Every line that holds the string "MDXII" is to be identified and copied.
>> BEGIN Data to use
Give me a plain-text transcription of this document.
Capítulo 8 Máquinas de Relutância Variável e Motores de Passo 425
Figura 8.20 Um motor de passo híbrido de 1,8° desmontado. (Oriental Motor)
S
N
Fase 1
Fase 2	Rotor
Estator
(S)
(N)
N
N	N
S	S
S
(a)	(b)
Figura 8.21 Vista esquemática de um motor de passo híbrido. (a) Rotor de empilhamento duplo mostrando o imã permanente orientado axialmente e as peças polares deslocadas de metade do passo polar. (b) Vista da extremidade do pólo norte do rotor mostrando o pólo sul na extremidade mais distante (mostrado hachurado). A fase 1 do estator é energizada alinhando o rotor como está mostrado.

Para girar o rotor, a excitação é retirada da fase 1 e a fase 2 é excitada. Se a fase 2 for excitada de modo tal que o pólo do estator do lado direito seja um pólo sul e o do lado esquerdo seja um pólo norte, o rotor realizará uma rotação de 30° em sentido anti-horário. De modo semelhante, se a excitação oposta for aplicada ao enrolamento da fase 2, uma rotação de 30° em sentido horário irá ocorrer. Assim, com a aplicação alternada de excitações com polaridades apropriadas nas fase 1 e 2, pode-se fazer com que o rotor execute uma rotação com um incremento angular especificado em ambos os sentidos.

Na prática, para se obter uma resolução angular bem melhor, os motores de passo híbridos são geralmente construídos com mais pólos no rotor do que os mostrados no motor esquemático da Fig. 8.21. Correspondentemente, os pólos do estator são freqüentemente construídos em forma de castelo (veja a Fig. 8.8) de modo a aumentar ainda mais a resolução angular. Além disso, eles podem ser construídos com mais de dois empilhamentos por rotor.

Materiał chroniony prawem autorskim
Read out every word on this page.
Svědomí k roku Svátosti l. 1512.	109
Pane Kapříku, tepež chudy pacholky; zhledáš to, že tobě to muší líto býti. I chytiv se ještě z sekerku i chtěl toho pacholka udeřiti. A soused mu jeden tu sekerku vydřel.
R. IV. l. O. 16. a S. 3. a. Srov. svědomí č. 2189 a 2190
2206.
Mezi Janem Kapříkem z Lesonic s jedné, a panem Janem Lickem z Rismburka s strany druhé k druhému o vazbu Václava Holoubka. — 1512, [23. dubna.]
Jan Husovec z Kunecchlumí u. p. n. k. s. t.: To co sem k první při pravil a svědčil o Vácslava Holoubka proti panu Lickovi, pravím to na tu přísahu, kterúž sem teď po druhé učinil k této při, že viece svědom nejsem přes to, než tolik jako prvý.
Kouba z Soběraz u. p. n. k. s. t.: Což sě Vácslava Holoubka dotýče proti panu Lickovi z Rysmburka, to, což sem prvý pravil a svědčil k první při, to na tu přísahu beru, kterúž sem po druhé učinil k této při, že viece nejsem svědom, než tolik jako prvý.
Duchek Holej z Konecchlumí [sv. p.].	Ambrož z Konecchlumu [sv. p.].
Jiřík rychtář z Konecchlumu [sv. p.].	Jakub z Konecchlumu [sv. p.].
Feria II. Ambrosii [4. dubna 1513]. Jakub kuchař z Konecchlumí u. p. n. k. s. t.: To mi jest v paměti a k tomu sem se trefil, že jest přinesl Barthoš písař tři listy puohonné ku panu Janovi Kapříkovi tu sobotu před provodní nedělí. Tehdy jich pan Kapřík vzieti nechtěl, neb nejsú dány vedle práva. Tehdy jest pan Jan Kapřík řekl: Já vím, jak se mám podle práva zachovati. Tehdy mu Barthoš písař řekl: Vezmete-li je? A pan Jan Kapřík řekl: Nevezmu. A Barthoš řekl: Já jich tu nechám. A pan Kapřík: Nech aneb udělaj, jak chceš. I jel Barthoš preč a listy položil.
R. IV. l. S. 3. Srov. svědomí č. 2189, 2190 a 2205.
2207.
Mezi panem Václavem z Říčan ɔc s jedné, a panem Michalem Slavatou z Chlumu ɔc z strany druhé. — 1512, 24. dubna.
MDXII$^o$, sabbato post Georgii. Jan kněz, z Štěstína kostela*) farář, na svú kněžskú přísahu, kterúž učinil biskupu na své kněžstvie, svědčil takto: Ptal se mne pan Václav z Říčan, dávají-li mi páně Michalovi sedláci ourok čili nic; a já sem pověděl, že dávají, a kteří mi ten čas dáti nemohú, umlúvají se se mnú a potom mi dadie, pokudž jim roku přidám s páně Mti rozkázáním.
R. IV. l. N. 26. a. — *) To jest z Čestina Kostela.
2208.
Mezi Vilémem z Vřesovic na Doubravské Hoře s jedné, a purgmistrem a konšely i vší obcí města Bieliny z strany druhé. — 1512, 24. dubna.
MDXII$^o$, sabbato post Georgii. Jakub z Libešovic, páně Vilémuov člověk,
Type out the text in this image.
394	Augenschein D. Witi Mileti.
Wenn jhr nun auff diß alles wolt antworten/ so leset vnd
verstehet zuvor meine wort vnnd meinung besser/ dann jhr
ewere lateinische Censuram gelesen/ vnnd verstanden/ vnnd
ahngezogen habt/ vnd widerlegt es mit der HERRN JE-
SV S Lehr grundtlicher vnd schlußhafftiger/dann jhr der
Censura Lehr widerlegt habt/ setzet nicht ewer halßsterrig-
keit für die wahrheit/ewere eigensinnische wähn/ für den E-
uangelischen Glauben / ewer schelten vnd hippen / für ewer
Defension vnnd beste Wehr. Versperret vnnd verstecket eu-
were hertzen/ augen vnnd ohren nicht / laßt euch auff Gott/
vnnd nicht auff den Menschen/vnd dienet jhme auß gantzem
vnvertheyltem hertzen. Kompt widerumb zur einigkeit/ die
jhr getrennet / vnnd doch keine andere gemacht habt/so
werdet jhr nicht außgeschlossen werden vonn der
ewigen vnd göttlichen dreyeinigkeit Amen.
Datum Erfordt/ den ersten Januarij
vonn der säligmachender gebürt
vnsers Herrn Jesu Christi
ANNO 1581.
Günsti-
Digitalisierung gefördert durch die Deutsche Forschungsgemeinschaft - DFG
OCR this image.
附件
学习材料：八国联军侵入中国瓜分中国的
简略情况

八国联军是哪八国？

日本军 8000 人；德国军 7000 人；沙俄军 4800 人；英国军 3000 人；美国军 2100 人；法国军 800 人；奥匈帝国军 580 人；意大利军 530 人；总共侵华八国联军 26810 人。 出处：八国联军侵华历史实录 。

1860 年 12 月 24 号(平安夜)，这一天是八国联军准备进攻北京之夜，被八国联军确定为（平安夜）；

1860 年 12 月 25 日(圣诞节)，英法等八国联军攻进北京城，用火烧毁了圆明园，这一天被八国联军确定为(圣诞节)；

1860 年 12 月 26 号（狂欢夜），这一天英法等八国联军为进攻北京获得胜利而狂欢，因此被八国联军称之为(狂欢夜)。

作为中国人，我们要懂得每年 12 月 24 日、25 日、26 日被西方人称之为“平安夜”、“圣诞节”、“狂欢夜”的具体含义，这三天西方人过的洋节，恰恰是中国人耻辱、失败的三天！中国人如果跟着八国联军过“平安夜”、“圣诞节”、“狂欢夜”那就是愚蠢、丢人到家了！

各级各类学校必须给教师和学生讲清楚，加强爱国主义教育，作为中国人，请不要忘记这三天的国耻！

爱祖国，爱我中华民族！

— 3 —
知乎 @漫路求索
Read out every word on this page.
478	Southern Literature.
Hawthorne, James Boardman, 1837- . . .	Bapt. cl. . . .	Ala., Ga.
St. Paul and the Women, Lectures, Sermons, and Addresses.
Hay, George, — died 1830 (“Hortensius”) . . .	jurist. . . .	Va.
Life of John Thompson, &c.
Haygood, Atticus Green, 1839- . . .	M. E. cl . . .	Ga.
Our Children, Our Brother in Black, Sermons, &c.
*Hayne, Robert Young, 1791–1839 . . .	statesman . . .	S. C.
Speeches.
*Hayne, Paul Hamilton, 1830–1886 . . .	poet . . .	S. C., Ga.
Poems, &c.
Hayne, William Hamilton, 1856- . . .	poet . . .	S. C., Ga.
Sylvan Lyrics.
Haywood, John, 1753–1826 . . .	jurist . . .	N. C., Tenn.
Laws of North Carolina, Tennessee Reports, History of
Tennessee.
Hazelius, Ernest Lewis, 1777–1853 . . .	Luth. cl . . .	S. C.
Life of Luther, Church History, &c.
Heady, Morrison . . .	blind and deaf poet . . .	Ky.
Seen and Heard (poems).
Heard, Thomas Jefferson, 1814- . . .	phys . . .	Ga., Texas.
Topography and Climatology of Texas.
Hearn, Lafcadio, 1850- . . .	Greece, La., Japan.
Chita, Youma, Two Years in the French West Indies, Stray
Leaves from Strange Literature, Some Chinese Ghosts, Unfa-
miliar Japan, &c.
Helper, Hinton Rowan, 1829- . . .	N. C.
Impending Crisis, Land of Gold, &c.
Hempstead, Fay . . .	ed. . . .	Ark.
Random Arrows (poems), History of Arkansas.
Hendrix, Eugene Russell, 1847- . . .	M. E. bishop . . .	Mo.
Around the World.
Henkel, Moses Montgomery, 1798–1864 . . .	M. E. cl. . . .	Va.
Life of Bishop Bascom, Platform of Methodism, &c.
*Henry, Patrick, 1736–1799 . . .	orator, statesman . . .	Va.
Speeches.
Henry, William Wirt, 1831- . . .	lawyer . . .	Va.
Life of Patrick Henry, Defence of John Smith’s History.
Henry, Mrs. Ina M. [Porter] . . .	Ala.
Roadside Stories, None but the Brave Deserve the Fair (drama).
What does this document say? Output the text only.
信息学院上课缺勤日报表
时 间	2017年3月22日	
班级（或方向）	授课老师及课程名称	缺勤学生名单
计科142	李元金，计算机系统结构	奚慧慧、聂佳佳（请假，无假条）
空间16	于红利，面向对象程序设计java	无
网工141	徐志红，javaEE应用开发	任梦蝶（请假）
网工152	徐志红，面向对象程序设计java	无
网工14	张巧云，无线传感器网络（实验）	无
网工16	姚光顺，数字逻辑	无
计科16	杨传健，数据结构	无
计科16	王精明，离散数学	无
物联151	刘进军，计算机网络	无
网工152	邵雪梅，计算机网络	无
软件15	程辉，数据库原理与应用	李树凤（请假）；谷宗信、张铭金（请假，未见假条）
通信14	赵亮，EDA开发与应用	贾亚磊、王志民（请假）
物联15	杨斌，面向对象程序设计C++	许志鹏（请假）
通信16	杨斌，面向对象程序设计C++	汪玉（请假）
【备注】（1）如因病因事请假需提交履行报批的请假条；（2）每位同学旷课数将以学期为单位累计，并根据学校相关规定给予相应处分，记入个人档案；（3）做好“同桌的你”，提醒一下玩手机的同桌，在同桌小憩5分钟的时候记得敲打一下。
>> END Data to use
▸ **Finished exercise**
MDXII$^o$, sabbato post Georgii. Jan kněz, z Štěstína kostela*) farář, na svú kněžskú přísahu, kterúž učinil biskupu na své kněžstvie, svědčil takto: Ptal se mne pan Václav z Říčan, dávají-li mi páně Michalovi sedláci ourok čili nic; a já sem pověděl, že dávají, a kteří mi ten čas dáti nemohú, umlúvají se se mnú a potom mi dadie, pokudž jim roku přidám s páně Mti rozkázáním.
MDXII$^o$, sabbato post Georgii. Jakub z Libešovic, páně Vilémuov člověk,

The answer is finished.